▶ Data provided
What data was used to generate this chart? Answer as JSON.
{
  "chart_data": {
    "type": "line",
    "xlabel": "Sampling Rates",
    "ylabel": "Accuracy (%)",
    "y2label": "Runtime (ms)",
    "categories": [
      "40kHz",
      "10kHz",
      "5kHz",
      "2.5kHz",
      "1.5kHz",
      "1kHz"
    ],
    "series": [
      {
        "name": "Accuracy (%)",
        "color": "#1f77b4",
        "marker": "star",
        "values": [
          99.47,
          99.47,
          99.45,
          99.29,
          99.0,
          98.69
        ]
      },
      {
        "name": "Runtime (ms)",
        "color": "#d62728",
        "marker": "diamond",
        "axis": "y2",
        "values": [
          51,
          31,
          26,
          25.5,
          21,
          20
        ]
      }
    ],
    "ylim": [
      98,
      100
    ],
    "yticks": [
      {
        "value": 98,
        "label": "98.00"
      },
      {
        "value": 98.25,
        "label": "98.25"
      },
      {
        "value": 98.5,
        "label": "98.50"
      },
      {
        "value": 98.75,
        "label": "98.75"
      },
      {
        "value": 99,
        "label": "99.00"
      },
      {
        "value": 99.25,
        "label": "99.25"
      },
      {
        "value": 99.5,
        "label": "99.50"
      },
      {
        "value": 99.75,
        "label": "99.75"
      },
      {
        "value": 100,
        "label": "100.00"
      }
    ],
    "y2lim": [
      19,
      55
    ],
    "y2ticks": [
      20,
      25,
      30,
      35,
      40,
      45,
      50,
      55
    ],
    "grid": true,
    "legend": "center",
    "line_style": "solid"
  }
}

▶ Directions
Your task is to quote all of the data word for word.

▶ Written solution
What data was used to generate this chart? Answer as JSON.
{
  "chart_data": {
    "type": "line",
    "xlabel": "Sampling Rates",
    "ylabel": "Accuracy (%)",
    "y2label": "Runtime (ms)",
    "categories": [
      "40kHz",
      "10kHz",
      "5kHz",
      "2.5kHz",
      "1.5kHz",
      "1kHz"
    ],
    "series": [
      {
        "name": "Accuracy (%)",
        "color": "#1f77b4",
        "marker": "star",
        "values": [
          99.47,
          99.47,
          99.45,
          99.29,
          99.0,
          98.69
        ]
      },
      {
        "name": "Runtime (ms)",
        "color": "#d62728",
        "marker": "diamond",
        "axis": "y2",
        "values": [
          51,
          31,
          26,
          25.5,
          21,
          20
        ]
      }
    ],
    "ylim": [
      98,
      100
    ],
    "yticks": [
      {
        "value": 98,
        "label": "98.00"
      },
      {
        "value": 98.25,
        "label": "98.25"
      },
      {
        "value": 98.5,
        "label": "98.50"
      },
      {
        "value": 98.75,
        "label": "98.75"
      },
      {
        "value": 99,
        "label": "99.00"
      },
      {
        "value": 99.25,
        "label": "99.25"
      },
      {
        "value": 99.5,
        "label": "99.50"
      },
      {
        "value": 99.75,
        "label": "99.75"
      },
      {
        "value": 100,
        "label": "100.00"
      }
    ],
    "y2lim": [
      19,
      55
    ],
    "y2ticks": [
      20,
      25,
      30,
      35,
      40,
      45,
      50,
      55
    ],
    "grid": true,
    "legend": "center",
    "line_style": "solid"
  }
}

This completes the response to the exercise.